● Task goal
Select and copy out every line in the records containing "disposition".

● Information supplied

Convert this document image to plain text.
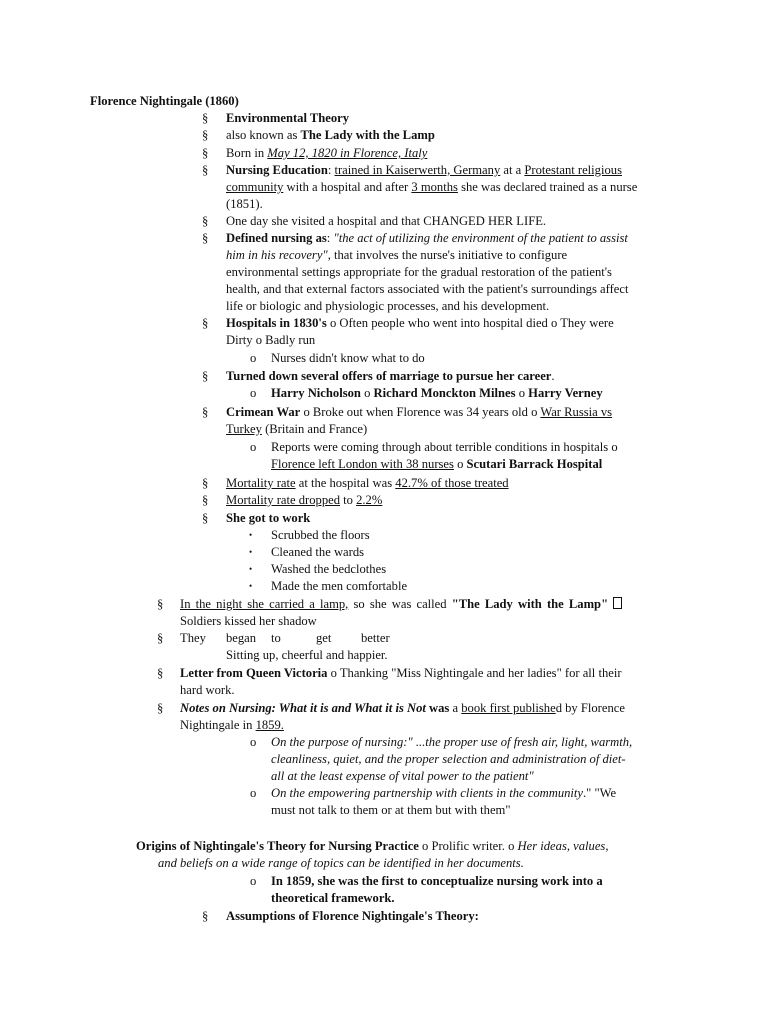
Florence Nightingale (1860)
§ Environmental Theory
§ also known as The Lady with the Lamp
§ Born in May 12, 1820 in Florence, Italy
§ Nursing Education: trained in Kaiserwerth, Germany at a Protestant religious
community with a hospital and after 3 months she was declared trained as a nurse
(1851).
§ One day she visited a hospital and that CHANGED HER LIFE.
§ Defined nursing as: "the act of utilizing the environment of the patient to assist
him in his recovery", that involves the nurse's initiative to configure
environmental settings appropriate for the gradual restoration of the patient's
health, and that external factors associated with the patient's surroundings affect
life or biologic and physiologic processes, and his development.
§ Hospitals in 1830's o Often people who went into hospital died o They were
Dirty o Badly run
o Nurses didn't know what to do
§ Turned down several offers of marriage to pursue her career.
o Harry Nicholson o Richard Monckton Milnes o Harry Verney
§ Crimean War o Broke out when Florence was 34 years old o War Russia vs
Turkey (Britain and France)
o Reports were coming through about terrible conditions in hospitals o
Florence left London with 38 nurses o Scutari Barrack Hospital
§ Mortality rate at the hospital was 42.7% of those treated
§ Mortality rate dropped to 2.2%
§ She got to work
• Scrubbed the floors
• Cleaned the wards
• Washed the bedclothes
• Made the men comfortable
§ In the night she carried a lamp, so she was called "The Lady with the Lamp"
Soldiers kissed her shadow
§ They began to	get better
Sitting up, cheerful and happier.
§ Letter from Queen Victoria o Thanking "Miss Nightingale and her ladies" for all their
hard work.
§ Notes on Nursing: What it is and What it is Not was a book first published by Florence
Nightingale in 1859.
o On the purpose of nursing:" ...the proper use of fresh air, light, warmth,
cleanliness, quiet, and the proper selection and administration of diet-
all at the least expense of vital power to the patient"
o On the empowering partnership with clients in the community." "We
must not talk to them or at them but with them"
Origins of Nightingale's Theory for Nursing Practice o Prolific writer. o Her ideas, values,
and beliefs on a wide range of topics can be identified in her documents.
o In 1859, she was the first to conceptualize nursing work into a
theoretical framework.
§ Assumptions of Florence Nightingale's Theory:
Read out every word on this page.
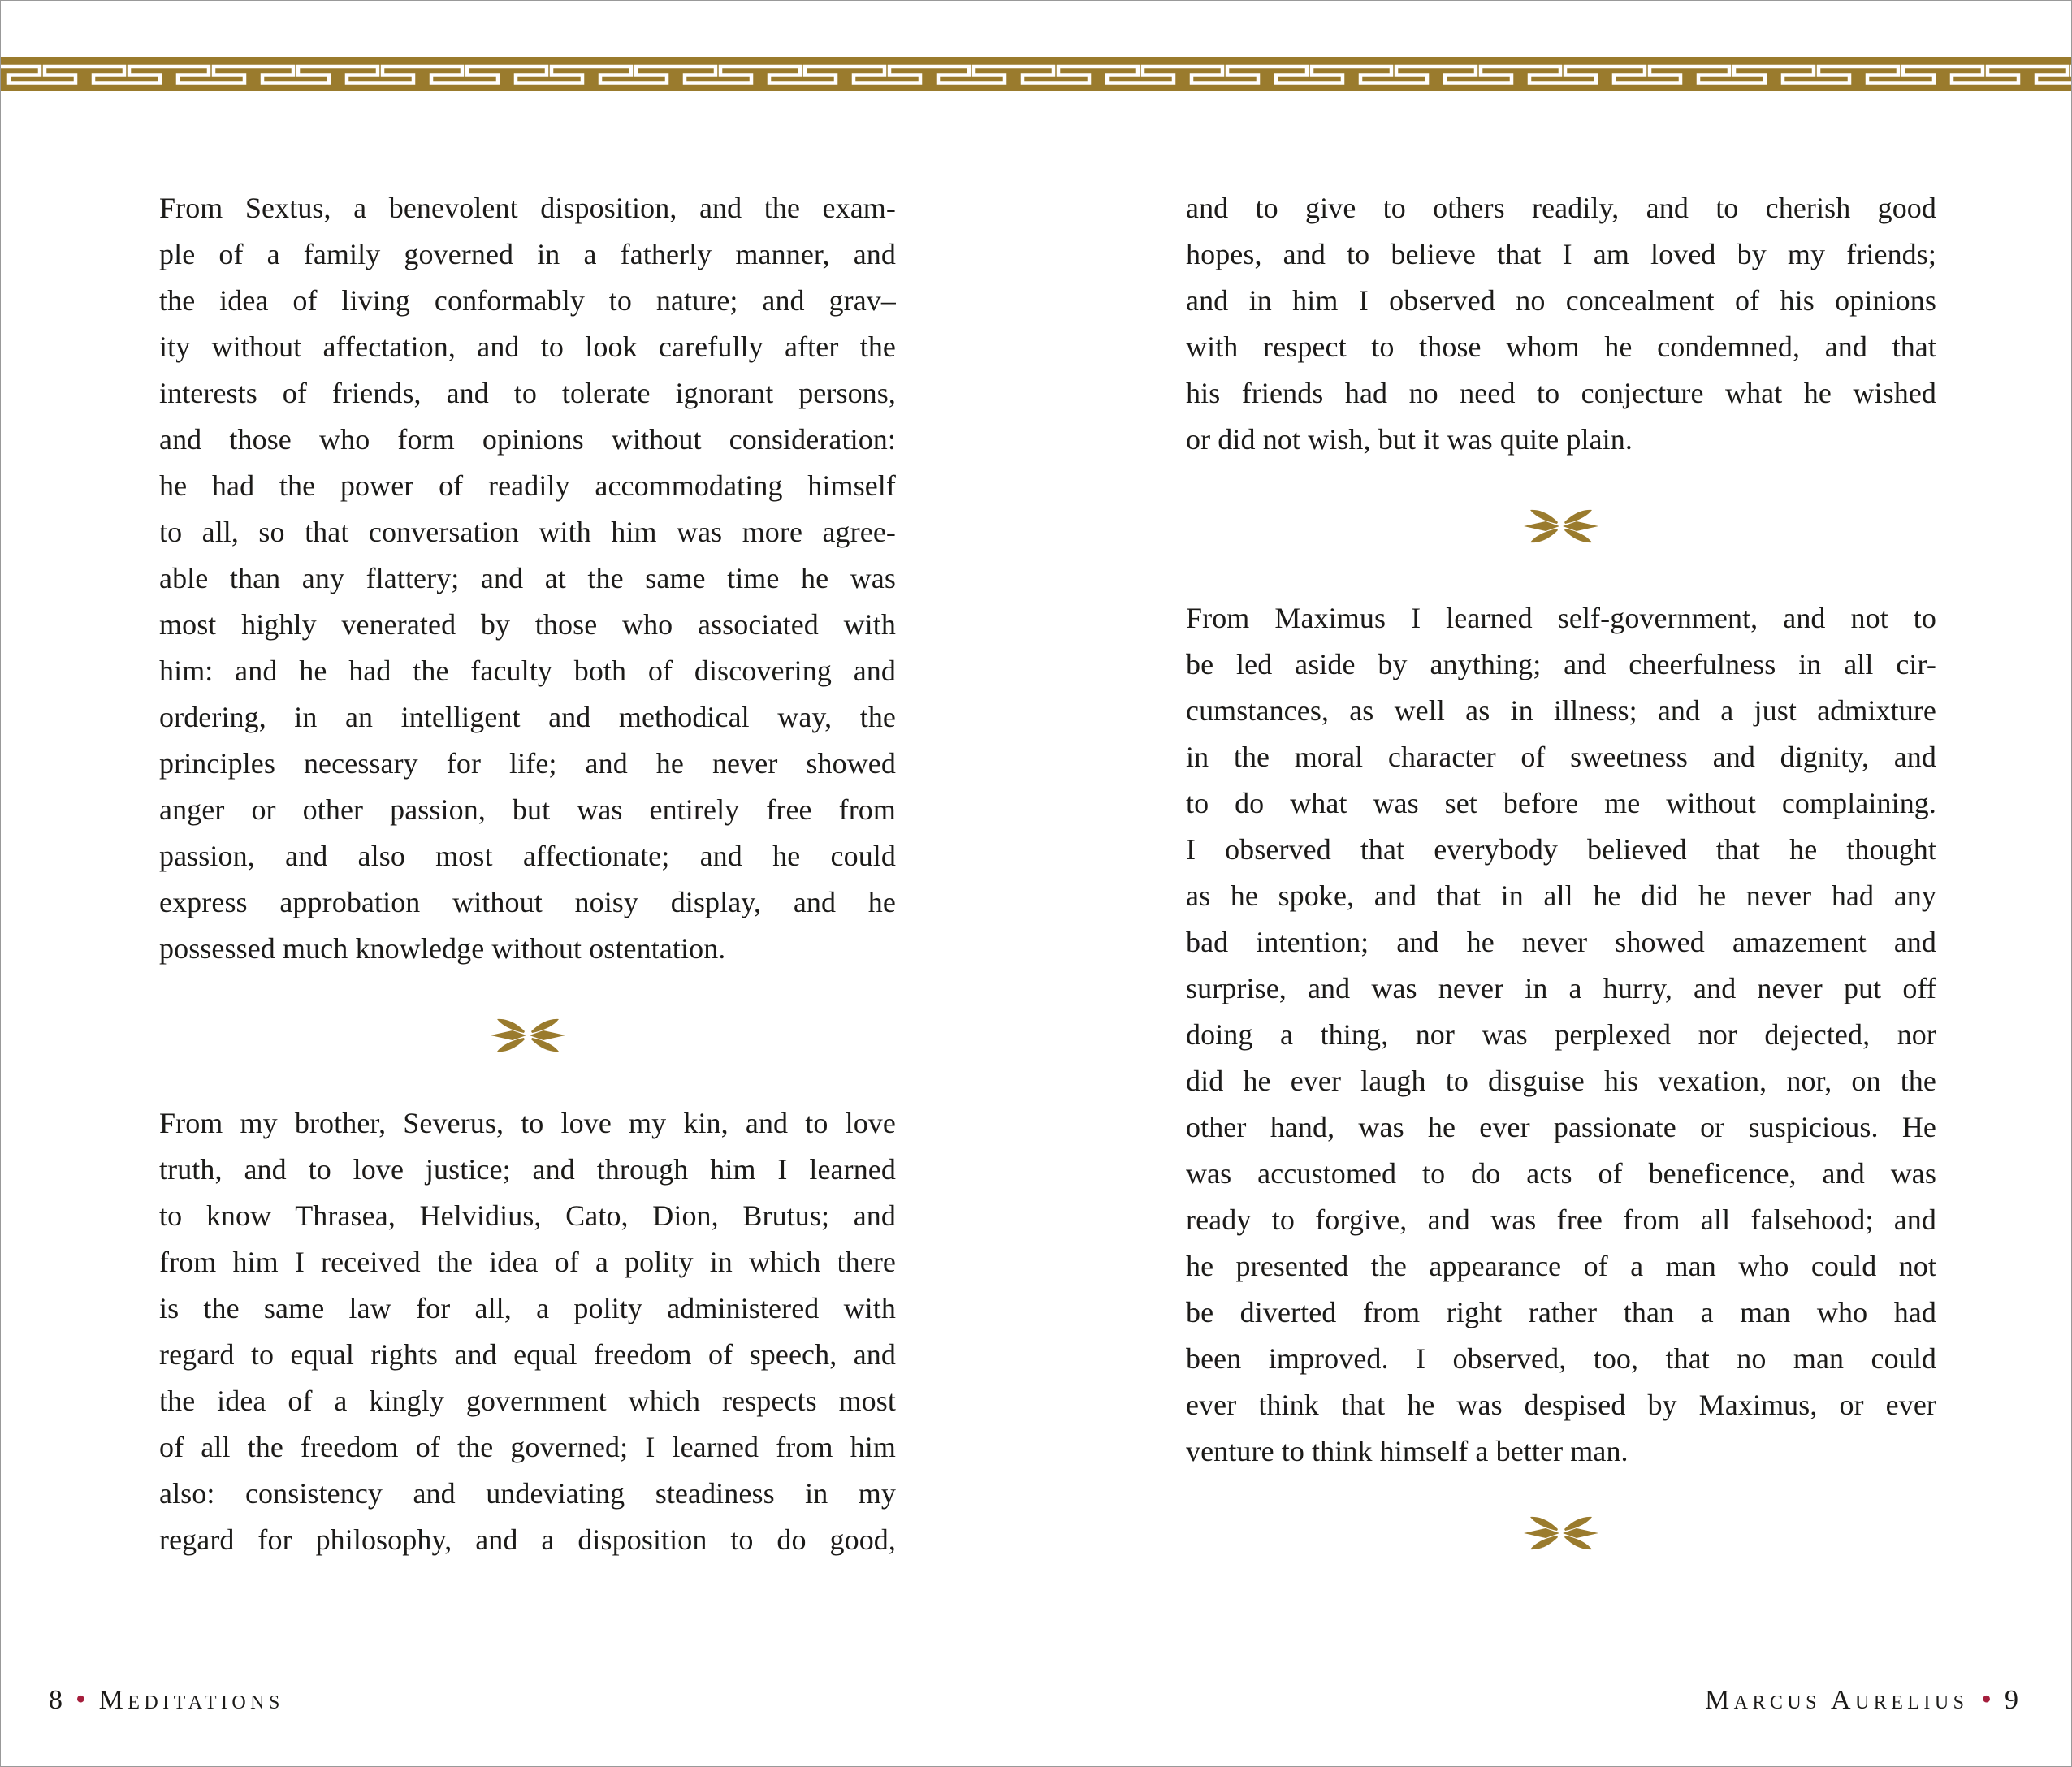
From Sextus, a benevolent disposition, and the exam-
ple of a family governed in a fatherly manner, and
the idea of living conformably to nature; and grav–
ity without affectation, and to look carefully after the
interests of friends, and to tolerate ignorant persons,
and those who form opinions without consideration:
he had the power of readily accommodating himself
to all, so that conversation with him was more agree-
able than any flattery; and at the same time he was
most highly venerated by those who associated with
him: and he had the faculty both of discovering and
ordering, in an intelligent and methodical way, the
principles necessary for life; and he never showed
anger or other passion, but was entirely free from
passion, and also most affectionate; and he could
express approbation without noisy display, and he
possessed much knowledge without ostentation.
From my brother, Severus, to love my kin, and to love
truth, and to love justice; and through him I learned
to know Thrasea, Helvidius, Cato, Dion, Brutus; and
from him I received the idea of a polity in which there
is the same law for all, a polity administered with
regard to equal rights and equal freedom of speech, and
the idea of a kingly government which respects most
of all the freedom of the governed; I learned from him
also: consistency and undeviating steadiness in my
regard for philosophy, and a disposition to do good,
and to give to others readily, and to cherish good
hopes, and to believe that I am loved by my friends;
and in him I observed no concealment of his opinions
with respect to those whom he condemned, and that
his friends had no need to conjecture what he wished
or did not wish, but it was quite plain.
From Maximus I learned self-government, and not to
be led aside by anything; and cheerfulness in all cir-
cumstances, as well as in illness; and a just admixture
in the moral character of sweetness and dignity, and
to do what was set before me without complaining.
I observed that everybody believed that he thought
as he spoke, and that in all he did he never had any
bad intention; and he never showed amazement and
surprise, and was never in a hurry, and never put off
doing a thing, nor was perplexed nor dejected, nor
did he ever laugh to disguise his vexation, nor, on the
other hand, was he ever passionate or suspicious. He
was accustomed to do acts of beneficence, and was
ready to forgive, and was free from all falsehood; and
he presented the appearance of a man who could not
be diverted from right rather than a man who had
been improved. I observed, too, that no man could
ever think that he was despised by Maximus, or ever
venture to think himself a better man.
8 • Meditations	Marcus Aurelius • 9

● Worked answer
From Sextus, a benevolent disposition, and the exam-
regard for philosophy, and a disposition to do good,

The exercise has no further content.